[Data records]
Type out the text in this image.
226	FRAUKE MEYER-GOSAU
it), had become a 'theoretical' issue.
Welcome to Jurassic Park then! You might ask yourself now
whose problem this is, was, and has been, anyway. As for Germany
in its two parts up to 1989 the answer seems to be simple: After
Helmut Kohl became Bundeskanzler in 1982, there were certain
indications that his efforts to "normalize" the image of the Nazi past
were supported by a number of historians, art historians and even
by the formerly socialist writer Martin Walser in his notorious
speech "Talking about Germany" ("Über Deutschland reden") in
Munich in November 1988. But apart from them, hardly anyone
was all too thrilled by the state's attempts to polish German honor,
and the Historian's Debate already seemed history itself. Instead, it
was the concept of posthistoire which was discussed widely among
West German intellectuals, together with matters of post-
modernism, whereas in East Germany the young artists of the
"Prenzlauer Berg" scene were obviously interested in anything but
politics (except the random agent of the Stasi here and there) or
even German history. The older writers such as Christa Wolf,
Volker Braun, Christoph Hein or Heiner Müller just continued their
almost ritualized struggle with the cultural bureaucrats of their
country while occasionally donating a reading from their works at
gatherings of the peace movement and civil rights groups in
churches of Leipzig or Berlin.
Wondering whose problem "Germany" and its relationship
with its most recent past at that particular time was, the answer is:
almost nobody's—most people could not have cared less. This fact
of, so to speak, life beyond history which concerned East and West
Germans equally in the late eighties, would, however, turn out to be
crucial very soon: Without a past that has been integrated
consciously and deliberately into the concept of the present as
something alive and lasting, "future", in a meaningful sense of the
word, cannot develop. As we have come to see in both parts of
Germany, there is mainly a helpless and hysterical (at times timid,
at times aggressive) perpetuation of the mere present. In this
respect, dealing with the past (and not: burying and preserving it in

==

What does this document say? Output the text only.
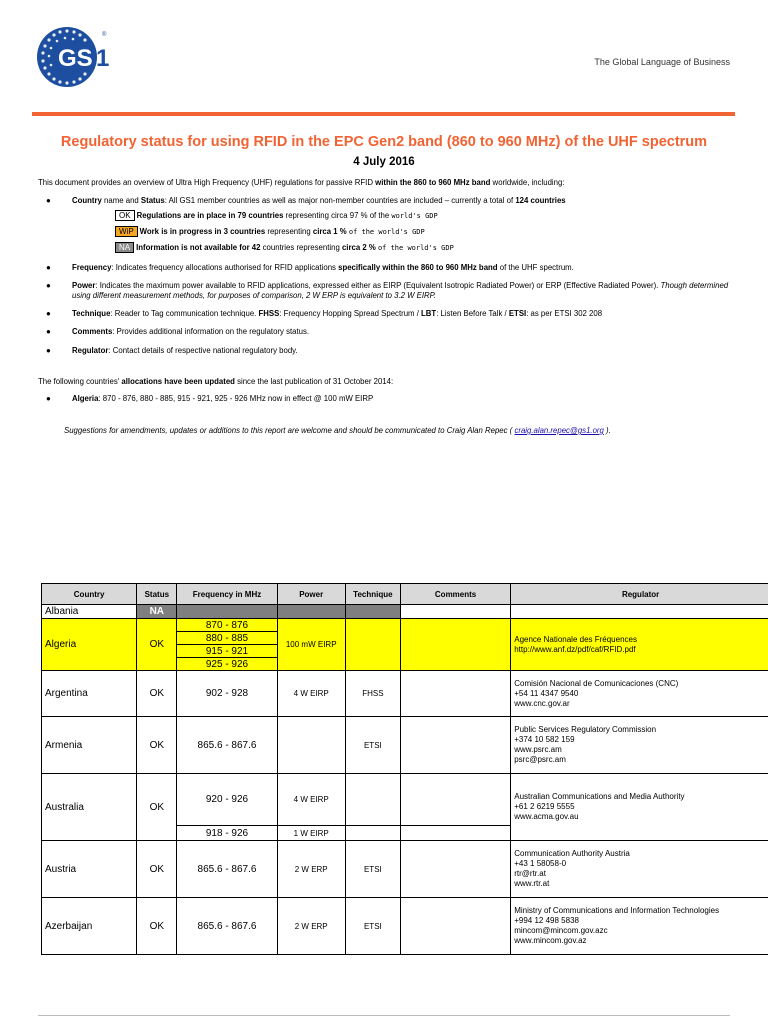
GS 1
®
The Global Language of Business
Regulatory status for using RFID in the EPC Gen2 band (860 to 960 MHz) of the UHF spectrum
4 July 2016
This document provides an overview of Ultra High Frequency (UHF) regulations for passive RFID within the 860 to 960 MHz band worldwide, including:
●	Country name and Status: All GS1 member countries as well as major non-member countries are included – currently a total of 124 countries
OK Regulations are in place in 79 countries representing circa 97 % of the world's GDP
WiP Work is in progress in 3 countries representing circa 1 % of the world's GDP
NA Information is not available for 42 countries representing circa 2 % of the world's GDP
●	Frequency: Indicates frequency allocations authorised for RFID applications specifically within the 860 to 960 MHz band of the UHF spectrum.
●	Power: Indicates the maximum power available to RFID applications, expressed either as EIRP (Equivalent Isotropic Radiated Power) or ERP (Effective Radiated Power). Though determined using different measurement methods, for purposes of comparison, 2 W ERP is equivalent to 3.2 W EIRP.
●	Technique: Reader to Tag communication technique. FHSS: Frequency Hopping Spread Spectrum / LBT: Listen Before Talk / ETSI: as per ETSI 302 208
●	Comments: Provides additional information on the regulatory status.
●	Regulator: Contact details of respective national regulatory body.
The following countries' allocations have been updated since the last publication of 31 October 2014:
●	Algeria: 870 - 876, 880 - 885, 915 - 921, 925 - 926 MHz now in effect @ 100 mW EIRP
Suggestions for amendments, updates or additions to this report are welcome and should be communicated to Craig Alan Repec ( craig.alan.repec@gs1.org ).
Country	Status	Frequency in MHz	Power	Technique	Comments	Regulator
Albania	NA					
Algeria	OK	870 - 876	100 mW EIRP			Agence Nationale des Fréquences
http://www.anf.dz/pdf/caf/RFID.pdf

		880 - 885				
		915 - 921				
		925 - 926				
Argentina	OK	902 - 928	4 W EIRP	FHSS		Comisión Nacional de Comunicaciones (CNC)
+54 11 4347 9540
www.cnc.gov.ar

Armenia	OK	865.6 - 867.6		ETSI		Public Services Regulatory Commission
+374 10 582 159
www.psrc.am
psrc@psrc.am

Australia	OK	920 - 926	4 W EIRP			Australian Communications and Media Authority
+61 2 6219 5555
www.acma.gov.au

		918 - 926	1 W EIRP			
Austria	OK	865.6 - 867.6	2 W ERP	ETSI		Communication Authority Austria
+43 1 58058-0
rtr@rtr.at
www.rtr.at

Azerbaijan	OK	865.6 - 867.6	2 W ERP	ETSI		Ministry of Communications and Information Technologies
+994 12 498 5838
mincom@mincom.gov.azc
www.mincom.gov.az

EXERCISE DETAILS:
Find the word "almost" in the entries, and copy every line it shows up in.

FULL ANSWER:
almost ritualized struggle with the cultural bureaucrats of their
almost nobody's—most people could not have cared less. This fact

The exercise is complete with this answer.